═════ EXCERPTED DATA ═════
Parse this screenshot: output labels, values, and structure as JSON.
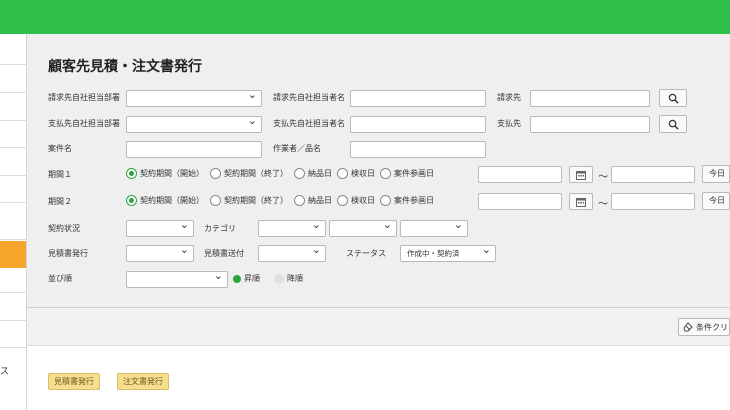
{
  "title": "顧客先見積・注文書発行",
  "labels": {
    "billing_dept": "請求先自社担当部署",
    "billing_person": "請求先自社担当者名",
    "billing_to": "請求先",
    "payment_dept": "支払先自社担当部署",
    "payment_person": "支払先自社担当者名",
    "payment_to": "支払先",
    "case_name": "案件名",
    "work_name": "作業者／品名",
    "period1": "期間１",
    "period2": "期間２",
    "contract_status": "契約状況",
    "category": "カテゴリ",
    "estimate_issue": "見積書発行",
    "estimate_send": "見積書送付",
    "status": "ステータス",
    "sort": "並び順"
  },
  "period_options": [
    "契約期間（開始）",
    "契約期間（終了）",
    "納品日",
    "検収日",
    "案件参画日"
  ],
  "period1_selected": "契約期間（開始）",
  "period2_selected": "契約期間（開始）",
  "status_value": "作成中・契約済",
  "sort_options": [
    "昇順",
    "降順"
  ],
  "sort_selected": "昇順",
  "tilde": "～",
  "today_label": "今日",
  "clear_button": "条件クリ",
  "sidebar_text": "ス",
  "bottom_buttons": [
    "見積書発行",
    "注文書発行"
  ],
  "icons": {
    "search": "search-icon",
    "calendar": "calendar-icon",
    "eraser": "eraser-icon"
  },
  "colors": {
    "header": "#2fbf4a",
    "accent": "#f4a52a",
    "radio_on": "#2aa33f",
    "action_button": "#f7dd8e"
  }
}
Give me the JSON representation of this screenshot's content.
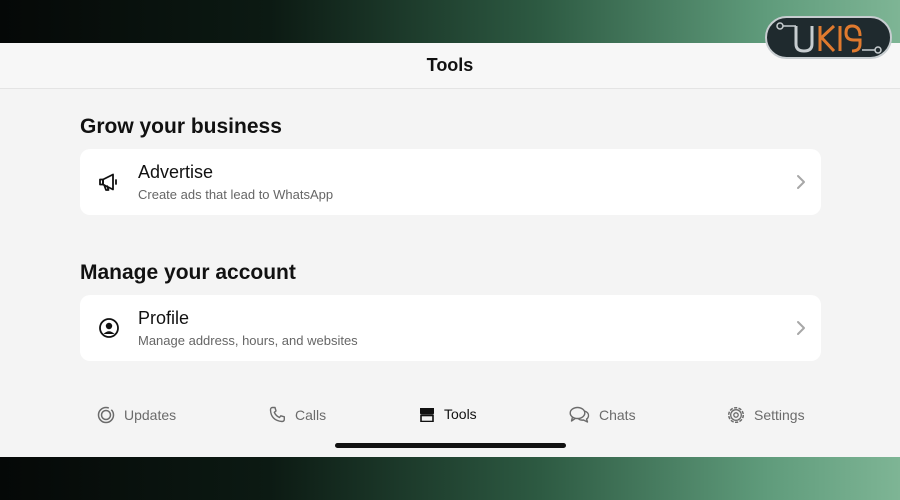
{
  "header": {
    "title": "Tools"
  },
  "sections": [
    {
      "title": "Grow your business",
      "item": {
        "title": "Advertise",
        "subtitle": "Create ads that lead to WhatsApp",
        "icon": "megaphone-icon"
      }
    },
    {
      "title": "Manage your account",
      "item": {
        "title": "Profile",
        "subtitle": "Manage address, hours, and websites",
        "icon": "profile-icon"
      }
    }
  ],
  "tabs": [
    {
      "label": "Updates",
      "icon": "updates-icon"
    },
    {
      "label": "Calls",
      "icon": "phone-icon"
    },
    {
      "label": "Tools",
      "icon": "store-icon",
      "active": true
    },
    {
      "label": "Chats",
      "icon": "chat-bubbles-icon"
    },
    {
      "label": "Settings",
      "icon": "gear-icon"
    }
  ],
  "colors": {
    "screen_bg": "#f4f4f4",
    "card_bg": "#ffffff",
    "text": "#111111",
    "muted": "#6b6b6b"
  }
}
═════
*EXERCISE OBJECTIVE*:
Exactly reproduce each record, leaving out any pictures.

*COMPLETE ANSWER*:
Parse this screenshot: output labels, values, and structure as JSON.
{
  "title": "顧客先見積・注文書発行",
  "labels": {
    "billing_dept": "請求先自社担当部署",
    "billing_person": "請求先自社担当者名",
    "billing_to": "請求先",
    "payment_dept": "支払先自社担当部署",
    "payment_person": "支払先自社担当者名",
    "payment_to": "支払先",
    "case_name": "案件名",
    "work_name": "作業者／品名",
    "period1": "期間１",
    "period2": "期間２",
    "contract_status": "契約状況",
    "category": "カテゴリ",
    "estimate_issue": "見積書発行",
    "estimate_send": "見積書送付",
    "status": "ステータス",
    "sort": "並び順"
  },
  "period_options": [
    "契約期間（開始）",
    "契約期間（終了）",
    "納品日",
    "検収日",
    "案件参画日"
  ],
  "period1_selected": "契約期間（開始）",
  "period2_selected": "契約期間（開始）",
  "status_value": "作成中・契約済",
  "sort_options": [
    "昇順",
    "降順"
  ],
  "sort_selected": "昇順",
  "tilde": "～",
  "today_label": "今日",
  "clear_button": "条件クリ",
  "sidebar_text": "ス",
  "bottom_buttons": [
    "見積書発行",
    "注文書発行"
  ],
  "icons": {
    "search": "search-icon",
    "calendar": "calendar-icon",
    "eraser": "eraser-icon"
  },
  "colors": {
    "header": "#2fbf4a",
    "accent": "#f4a52a",
    "radio_on": "#2aa33f",
    "action_button": "#f7dd8e"
  }
}
Give me the JSON representation of this screenshot's content.
{
  "header": {
    "title": "Tools"
  },
  "sections": [
    {
      "title": "Grow your business",
      "item": {
        "title": "Advertise",
        "subtitle": "Create ads that lead to WhatsApp",
        "icon": "megaphone-icon"
      }
    },
    {
      "title": "Manage your account",
      "item": {
        "title": "Profile",
        "subtitle": "Manage address, hours, and websites",
        "icon": "profile-icon"
      }
    }
  ],
  "tabs": [
    {
      "label": "Updates",
      "icon": "updates-icon"
    },
    {
      "label": "Calls",
      "icon": "phone-icon"
    },
    {
      "label": "Tools",
      "icon": "store-icon",
      "active": true
    },
    {
      "label": "Chats",
      "icon": "chat-bubbles-icon"
    },
    {
      "label": "Settings",
      "icon": "gear-icon"
    }
  ],
  "colors": {
    "screen_bg": "#f4f4f4",
    "card_bg": "#ffffff",
    "text": "#111111",
    "muted": "#6b6b6b"
  }
}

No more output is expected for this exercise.